The data below needs to be returned exactly, line for line.

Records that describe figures
○ ○ ○

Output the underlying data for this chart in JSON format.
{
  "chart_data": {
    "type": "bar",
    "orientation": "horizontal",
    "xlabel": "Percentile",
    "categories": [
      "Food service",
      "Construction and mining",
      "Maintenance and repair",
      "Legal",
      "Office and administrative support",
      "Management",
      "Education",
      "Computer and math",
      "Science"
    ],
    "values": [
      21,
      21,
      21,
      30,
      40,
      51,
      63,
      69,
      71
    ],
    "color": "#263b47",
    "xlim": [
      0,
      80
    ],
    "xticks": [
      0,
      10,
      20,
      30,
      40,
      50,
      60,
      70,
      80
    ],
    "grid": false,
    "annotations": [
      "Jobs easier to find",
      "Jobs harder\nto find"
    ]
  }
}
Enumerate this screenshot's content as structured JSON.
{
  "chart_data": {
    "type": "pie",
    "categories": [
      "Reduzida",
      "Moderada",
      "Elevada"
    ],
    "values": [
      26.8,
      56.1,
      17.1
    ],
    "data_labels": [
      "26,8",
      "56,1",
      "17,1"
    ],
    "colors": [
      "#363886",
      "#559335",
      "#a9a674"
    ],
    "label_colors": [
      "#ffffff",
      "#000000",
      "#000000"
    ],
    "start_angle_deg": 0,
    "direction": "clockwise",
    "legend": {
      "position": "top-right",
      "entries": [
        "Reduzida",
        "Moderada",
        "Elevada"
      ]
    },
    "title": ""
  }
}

○ ○ ○

▸ FULL RESPONSE:
Output the underlying data for this chart in JSON format.
{
  "chart_data": {
    "type": "bar",
    "orientation": "horizontal",
    "xlabel": "Percentile",
    "categories": [
      "Food service",
      "Construction and mining",
      "Maintenance and repair",
      "Legal",
      "Office and administrative support",
      "Management",
      "Education",
      "Computer and math",
      "Science"
    ],
    "values": [
      21,
      21,
      21,
      30,
      40,
      51,
      63,
      69,
      71
    ],
    "color": "#263b47",
    "xlim": [
      0,
      80
    ],
    "xticks": [
      0,
      10,
      20,
      30,
      40,
      50,
      60,
      70,
      80
    ],
    "grid": false,
    "annotations": [
      "Jobs easier to find",
      "Jobs harder\nto find"
    ]
  }
}
Enumerate this screenshot's content as structured JSON.
{
  "chart_data": {
    "type": "pie",
    "categories": [
      "Reduzida",
      "Moderada",
      "Elevada"
    ],
    "values": [
      26.8,
      56.1,
      17.1
    ],
    "data_labels": [
      "26,8",
      "56,1",
      "17,1"
    ],
    "colors": [
      "#363886",
      "#559335",
      "#a9a674"
    ],
    "label_colors": [
      "#ffffff",
      "#000000",
      "#000000"
    ],
    "start_angle_deg": 0,
    "direction": "clockwise",
    "legend": {
      "position": "top-right",
      "entries": [
        "Reduzida",
        "Moderada",
        "Elevada"
      ]
    },
    "title": ""
  }
}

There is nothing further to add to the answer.